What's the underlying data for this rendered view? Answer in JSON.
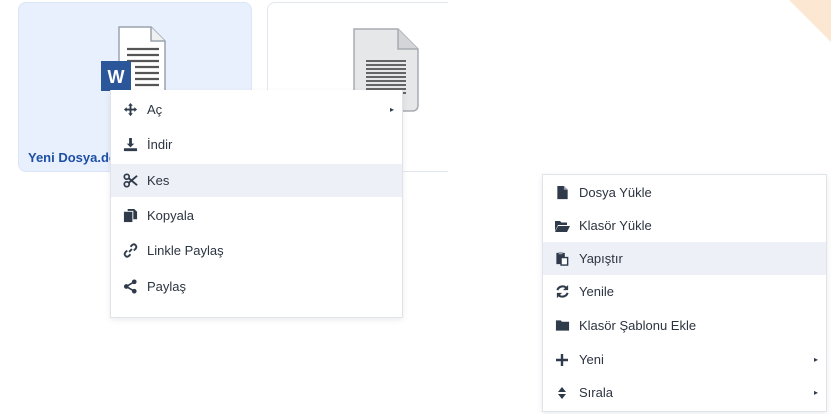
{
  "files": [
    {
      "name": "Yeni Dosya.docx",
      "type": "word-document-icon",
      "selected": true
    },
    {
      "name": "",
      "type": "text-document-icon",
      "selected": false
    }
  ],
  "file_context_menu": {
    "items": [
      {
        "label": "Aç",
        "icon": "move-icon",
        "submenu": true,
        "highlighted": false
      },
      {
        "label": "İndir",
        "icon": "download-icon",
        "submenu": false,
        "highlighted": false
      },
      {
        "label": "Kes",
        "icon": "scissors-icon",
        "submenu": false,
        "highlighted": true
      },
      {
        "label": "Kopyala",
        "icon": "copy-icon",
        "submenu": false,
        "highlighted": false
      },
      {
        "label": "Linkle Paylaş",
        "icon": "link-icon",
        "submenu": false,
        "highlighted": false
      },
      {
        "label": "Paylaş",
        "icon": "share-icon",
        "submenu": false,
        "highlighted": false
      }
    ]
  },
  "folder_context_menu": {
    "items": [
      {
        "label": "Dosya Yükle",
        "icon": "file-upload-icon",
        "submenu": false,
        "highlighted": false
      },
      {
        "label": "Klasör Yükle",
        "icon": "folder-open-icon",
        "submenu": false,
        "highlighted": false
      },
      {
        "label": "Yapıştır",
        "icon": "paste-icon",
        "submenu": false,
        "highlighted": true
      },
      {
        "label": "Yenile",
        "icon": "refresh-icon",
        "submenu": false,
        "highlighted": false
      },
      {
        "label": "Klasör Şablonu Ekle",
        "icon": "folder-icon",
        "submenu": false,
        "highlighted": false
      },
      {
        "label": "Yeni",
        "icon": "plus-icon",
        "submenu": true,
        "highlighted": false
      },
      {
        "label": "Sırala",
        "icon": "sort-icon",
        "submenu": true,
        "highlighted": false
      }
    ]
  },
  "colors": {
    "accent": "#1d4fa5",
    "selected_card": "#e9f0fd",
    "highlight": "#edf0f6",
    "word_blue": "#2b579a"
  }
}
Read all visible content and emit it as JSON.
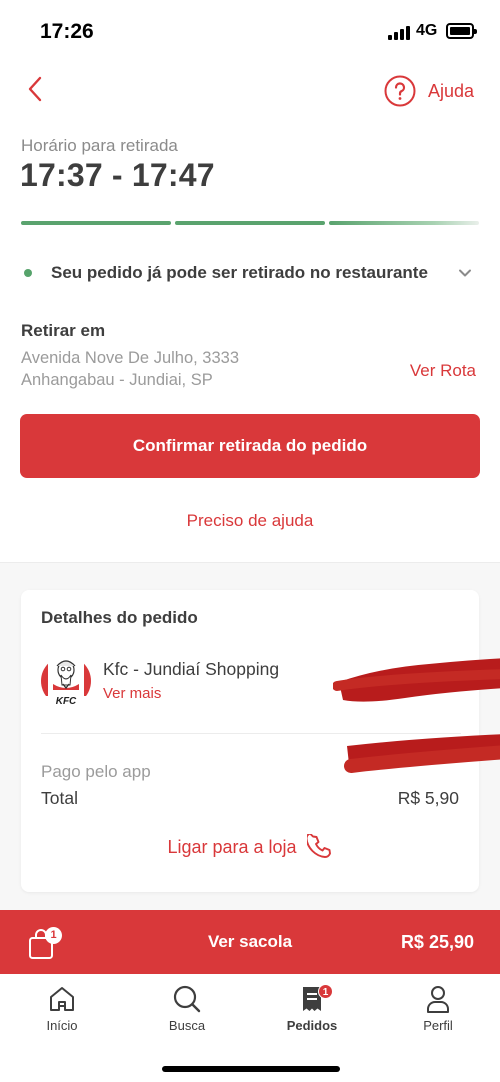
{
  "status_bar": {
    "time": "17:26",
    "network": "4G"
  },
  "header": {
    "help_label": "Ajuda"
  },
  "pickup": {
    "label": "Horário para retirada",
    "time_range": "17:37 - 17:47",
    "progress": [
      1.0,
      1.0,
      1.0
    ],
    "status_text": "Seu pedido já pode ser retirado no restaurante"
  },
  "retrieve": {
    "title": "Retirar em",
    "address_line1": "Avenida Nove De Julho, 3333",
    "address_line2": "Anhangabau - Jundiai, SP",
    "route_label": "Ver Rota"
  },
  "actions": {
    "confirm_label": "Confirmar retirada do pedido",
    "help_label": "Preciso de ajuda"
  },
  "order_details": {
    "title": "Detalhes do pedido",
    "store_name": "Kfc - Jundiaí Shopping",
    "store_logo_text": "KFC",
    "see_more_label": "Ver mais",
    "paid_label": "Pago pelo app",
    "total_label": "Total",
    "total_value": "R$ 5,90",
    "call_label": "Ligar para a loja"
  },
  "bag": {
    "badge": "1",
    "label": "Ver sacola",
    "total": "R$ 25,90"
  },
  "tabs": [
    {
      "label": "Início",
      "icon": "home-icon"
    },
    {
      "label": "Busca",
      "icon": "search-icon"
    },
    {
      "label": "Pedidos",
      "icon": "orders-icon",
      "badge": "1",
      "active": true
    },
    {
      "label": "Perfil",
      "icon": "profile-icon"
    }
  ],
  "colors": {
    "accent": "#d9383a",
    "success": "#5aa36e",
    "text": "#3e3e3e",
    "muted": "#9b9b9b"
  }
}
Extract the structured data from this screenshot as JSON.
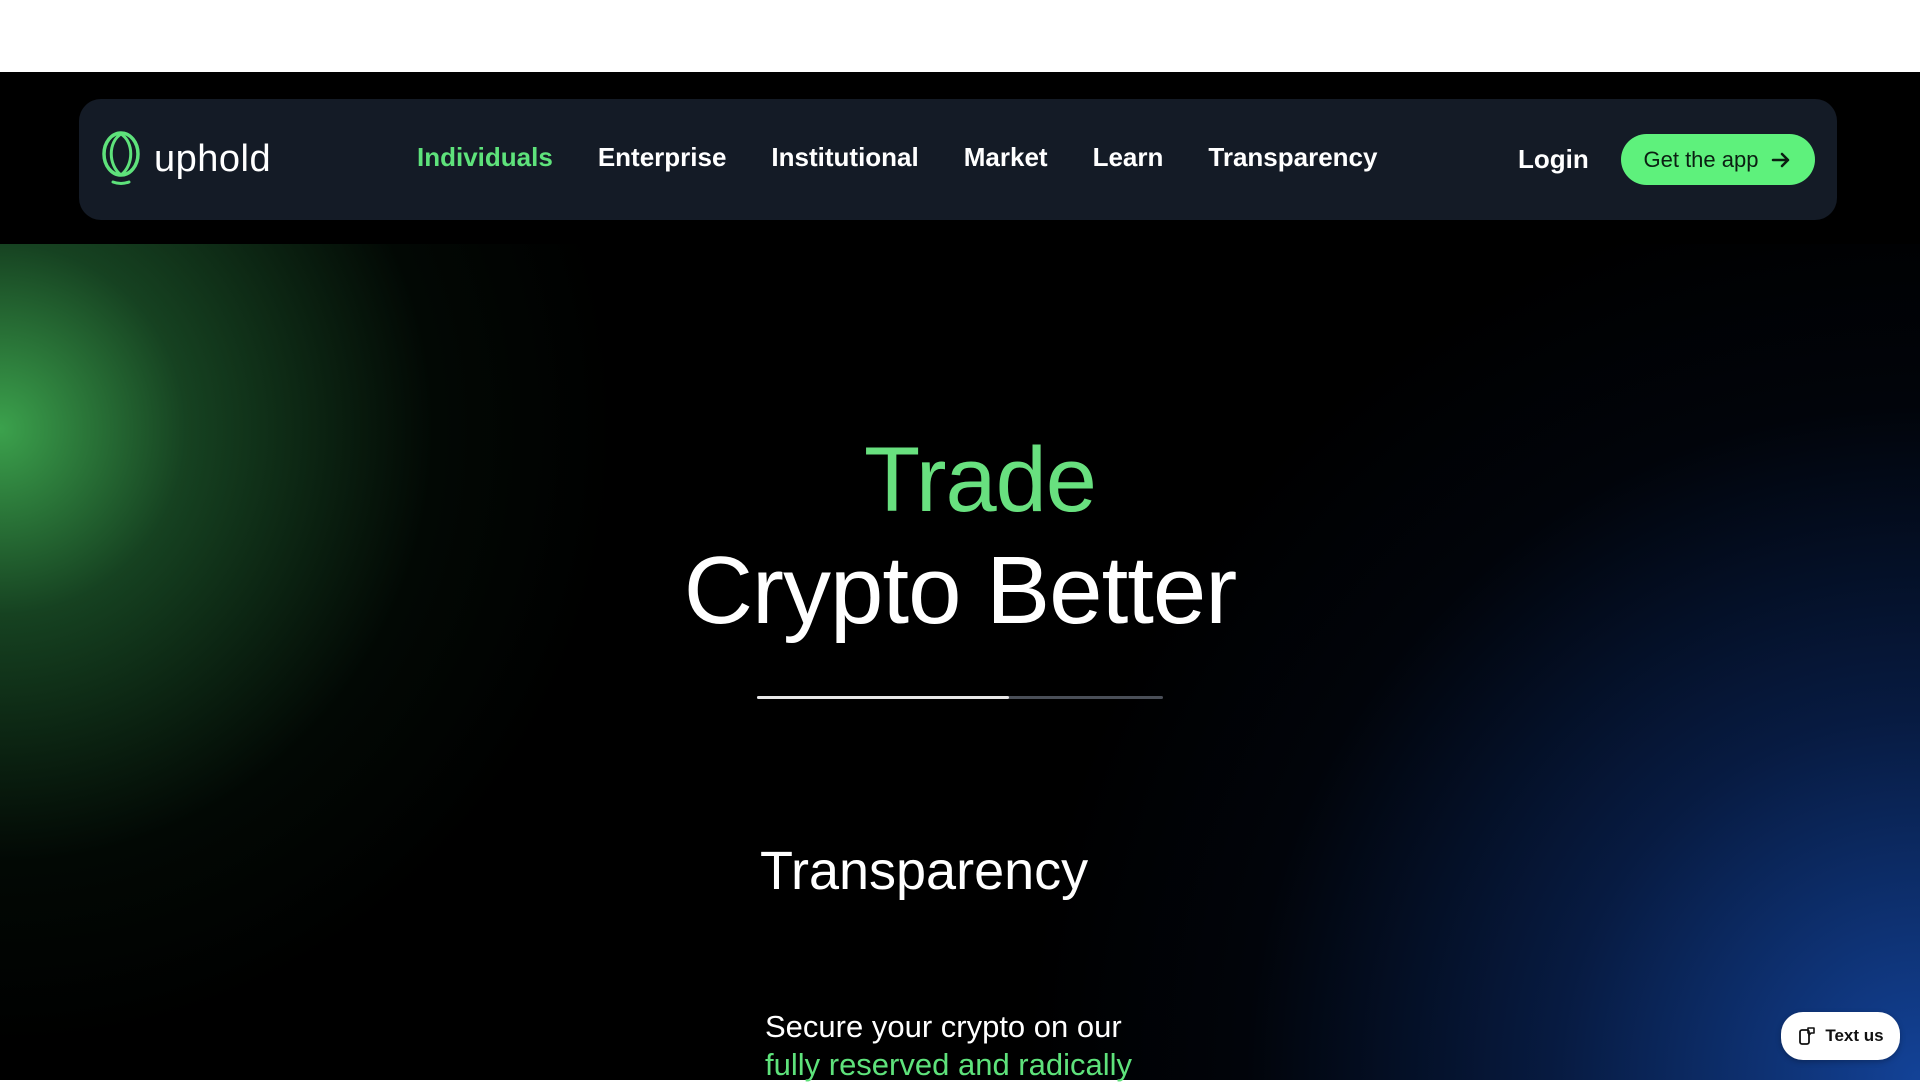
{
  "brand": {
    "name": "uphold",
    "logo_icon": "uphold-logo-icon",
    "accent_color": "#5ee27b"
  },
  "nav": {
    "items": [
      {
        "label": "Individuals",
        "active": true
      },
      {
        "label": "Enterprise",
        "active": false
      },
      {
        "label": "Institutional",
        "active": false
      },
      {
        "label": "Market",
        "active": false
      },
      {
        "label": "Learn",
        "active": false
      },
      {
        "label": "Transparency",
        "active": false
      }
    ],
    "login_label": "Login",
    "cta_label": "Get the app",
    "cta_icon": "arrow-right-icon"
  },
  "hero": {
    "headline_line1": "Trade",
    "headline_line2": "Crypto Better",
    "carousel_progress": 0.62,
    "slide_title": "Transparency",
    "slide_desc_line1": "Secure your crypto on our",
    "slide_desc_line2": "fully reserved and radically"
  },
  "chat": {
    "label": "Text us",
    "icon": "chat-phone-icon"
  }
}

····················

> [Written exercise]
Transcribe the listing above verbatim. Omit the pictures.

> [Written answer]
What's the underlying data for this rendered view? Answer in JSON.
{
  "files": [
    {
      "name": "Yeni Dosya.docx",
      "type": "word-document-icon",
      "selected": true
    },
    {
      "name": "",
      "type": "text-document-icon",
      "selected": false
    }
  ],
  "file_context_menu": {
    "items": [
      {
        "label": "Aç",
        "icon": "move-icon",
        "submenu": true,
        "highlighted": false
      },
      {
        "label": "İndir",
        "icon": "download-icon",
        "submenu": false,
        "highlighted": false
      },
      {
        "label": "Kes",
        "icon": "scissors-icon",
        "submenu": false,
        "highlighted": true
      },
      {
        "label": "Kopyala",
        "icon": "copy-icon",
        "submenu": false,
        "highlighted": false
      },
      {
        "label": "Linkle Paylaş",
        "icon": "link-icon",
        "submenu": false,
        "highlighted": false
      },
      {
        "label": "Paylaş",
        "icon": "share-icon",
        "submenu": false,
        "highlighted": false
      }
    ]
  },
  "folder_context_menu": {
    "items": [
      {
        "label": "Dosya Yükle",
        "icon": "file-upload-icon",
        "submenu": false,
        "highlighted": false
      },
      {
        "label": "Klasör Yükle",
        "icon": "folder-open-icon",
        "submenu": false,
        "highlighted": false
      },
      {
        "label": "Yapıştır",
        "icon": "paste-icon",
        "submenu": false,
        "highlighted": true
      },
      {
        "label": "Yenile",
        "icon": "refresh-icon",
        "submenu": false,
        "highlighted": false
      },
      {
        "label": "Klasör Şablonu Ekle",
        "icon": "folder-icon",
        "submenu": false,
        "highlighted": false
      },
      {
        "label": "Yeni",
        "icon": "plus-icon",
        "submenu": true,
        "highlighted": false
      },
      {
        "label": "Sırala",
        "icon": "sort-icon",
        "submenu": true,
        "highlighted": false
      }
    ]
  },
  "colors": {
    "accent": "#1d4fa5",
    "selected_card": "#e9f0fd",
    "highlight": "#edf0f6",
    "word_blue": "#2b579a"
  }
}
Read all visible content and emit it as JSON.
{
  "status_bar": {
    "time": "17:26",
    "network": "4G"
  },
  "header": {
    "help_label": "Ajuda"
  },
  "pickup": {
    "label": "Horário para retirada",
    "time_range": "17:37 - 17:47",
    "progress": [
      1.0,
      1.0,
      1.0
    ],
    "status_text": "Seu pedido já pode ser retirado no restaurante"
  },
  "retrieve": {
    "title": "Retirar em",
    "address_line1": "Avenida Nove De Julho, 3333",
    "address_line2": "Anhangabau - Jundiai, SP",
    "route_label": "Ver Rota"
  },
  "actions": {
    "confirm_label": "Confirmar retirada do pedido",
    "help_label": "Preciso de ajuda"
  },
  "order_details": {
    "title": "Detalhes do pedido",
    "store_name": "Kfc - Jundiaí Shopping",
    "store_logo_text": "KFC",
    "see_more_label": "Ver mais",
    "paid_label": "Pago pelo app",
    "total_label": "Total",
    "total_value": "R$ 5,90",
    "call_label": "Ligar para a loja"
  },
  "bag": {
    "badge": "1",
    "label": "Ver sacola",
    "total": "R$ 25,90"
  },
  "tabs": [
    {
      "label": "Início",
      "icon": "home-icon"
    },
    {
      "label": "Busca",
      "icon": "search-icon"
    },
    {
      "label": "Pedidos",
      "icon": "orders-icon",
      "badge": "1",
      "active": true
    },
    {
      "label": "Perfil",
      "icon": "profile-icon"
    }
  ],
  "colors": {
    "accent": "#d9383a",
    "success": "#5aa36e",
    "text": "#3e3e3e",
    "muted": "#9b9b9b"
  }
}
Extract the structured data from this screenshot as JSON.
{
  "brand": {
    "name": "uphold",
    "logo_icon": "uphold-logo-icon",
    "accent_color": "#5ee27b"
  },
  "nav": {
    "items": [
      {
        "label": "Individuals",
        "active": true
      },
      {
        "label": "Enterprise",
        "active": false
      },
      {
        "label": "Institutional",
        "active": false
      },
      {
        "label": "Market",
        "active": false
      },
      {
        "label": "Learn",
        "active": false
      },
      {
        "label": "Transparency",
        "active": false
      }
    ],
    "login_label": "Login",
    "cta_label": "Get the app",
    "cta_icon": "arrow-right-icon"
  },
  "hero": {
    "headline_line1": "Trade",
    "headline_line2": "Crypto Better",
    "carousel_progress": 0.62,
    "slide_title": "Transparency",
    "slide_desc_line1": "Secure your crypto on our",
    "slide_desc_line2": "fully reserved and radically"
  },
  "chat": {
    "label": "Text us",
    "icon": "chat-phone-icon"
  }
}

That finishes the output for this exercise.